THE EXERCISE: Wherever "values" appears in a line, list that line.

[START DATA LISTING]

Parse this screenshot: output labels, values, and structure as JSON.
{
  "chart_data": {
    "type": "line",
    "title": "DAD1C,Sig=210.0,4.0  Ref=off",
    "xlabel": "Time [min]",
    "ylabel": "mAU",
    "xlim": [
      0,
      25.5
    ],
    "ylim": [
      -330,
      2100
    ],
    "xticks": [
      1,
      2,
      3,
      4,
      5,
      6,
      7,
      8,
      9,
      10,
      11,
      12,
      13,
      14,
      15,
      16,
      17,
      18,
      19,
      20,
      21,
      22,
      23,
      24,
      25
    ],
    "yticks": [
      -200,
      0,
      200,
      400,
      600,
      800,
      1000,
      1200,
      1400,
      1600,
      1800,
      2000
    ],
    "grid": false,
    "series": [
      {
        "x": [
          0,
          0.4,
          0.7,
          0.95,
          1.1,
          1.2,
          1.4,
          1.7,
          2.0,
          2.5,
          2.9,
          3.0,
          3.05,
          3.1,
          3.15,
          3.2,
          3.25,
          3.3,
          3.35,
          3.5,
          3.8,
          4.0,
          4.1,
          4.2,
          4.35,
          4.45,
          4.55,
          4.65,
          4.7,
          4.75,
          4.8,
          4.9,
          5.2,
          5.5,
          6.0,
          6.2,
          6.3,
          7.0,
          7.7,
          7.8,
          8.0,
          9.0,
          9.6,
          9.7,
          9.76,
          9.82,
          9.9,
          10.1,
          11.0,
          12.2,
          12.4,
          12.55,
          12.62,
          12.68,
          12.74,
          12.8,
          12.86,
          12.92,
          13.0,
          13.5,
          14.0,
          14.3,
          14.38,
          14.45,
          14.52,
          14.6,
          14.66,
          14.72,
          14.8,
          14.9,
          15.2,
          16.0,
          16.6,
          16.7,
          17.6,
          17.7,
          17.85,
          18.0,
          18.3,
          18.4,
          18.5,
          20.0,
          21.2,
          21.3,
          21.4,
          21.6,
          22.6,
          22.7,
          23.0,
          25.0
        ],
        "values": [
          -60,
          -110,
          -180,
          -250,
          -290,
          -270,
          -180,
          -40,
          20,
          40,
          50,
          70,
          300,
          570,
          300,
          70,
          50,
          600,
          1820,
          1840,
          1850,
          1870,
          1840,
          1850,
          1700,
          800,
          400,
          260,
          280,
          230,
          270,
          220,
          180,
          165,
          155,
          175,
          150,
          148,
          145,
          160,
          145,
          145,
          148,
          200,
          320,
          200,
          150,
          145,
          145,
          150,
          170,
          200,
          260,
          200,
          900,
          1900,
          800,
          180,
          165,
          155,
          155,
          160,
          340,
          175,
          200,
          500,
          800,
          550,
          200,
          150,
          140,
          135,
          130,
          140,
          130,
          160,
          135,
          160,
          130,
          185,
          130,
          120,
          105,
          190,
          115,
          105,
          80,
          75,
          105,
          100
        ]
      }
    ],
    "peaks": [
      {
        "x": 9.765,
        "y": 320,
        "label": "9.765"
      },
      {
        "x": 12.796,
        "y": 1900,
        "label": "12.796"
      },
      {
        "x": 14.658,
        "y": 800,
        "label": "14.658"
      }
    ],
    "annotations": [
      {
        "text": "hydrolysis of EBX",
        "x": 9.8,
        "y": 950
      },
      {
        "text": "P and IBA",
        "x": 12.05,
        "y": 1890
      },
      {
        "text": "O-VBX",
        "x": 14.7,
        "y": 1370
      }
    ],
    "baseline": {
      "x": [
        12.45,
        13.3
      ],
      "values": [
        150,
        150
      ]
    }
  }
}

[END DATA LISTING]

SOLVED PROBLEM:
Parse this screenshot: output labels, values, and structure as JSON.
        "values": [
      "values": [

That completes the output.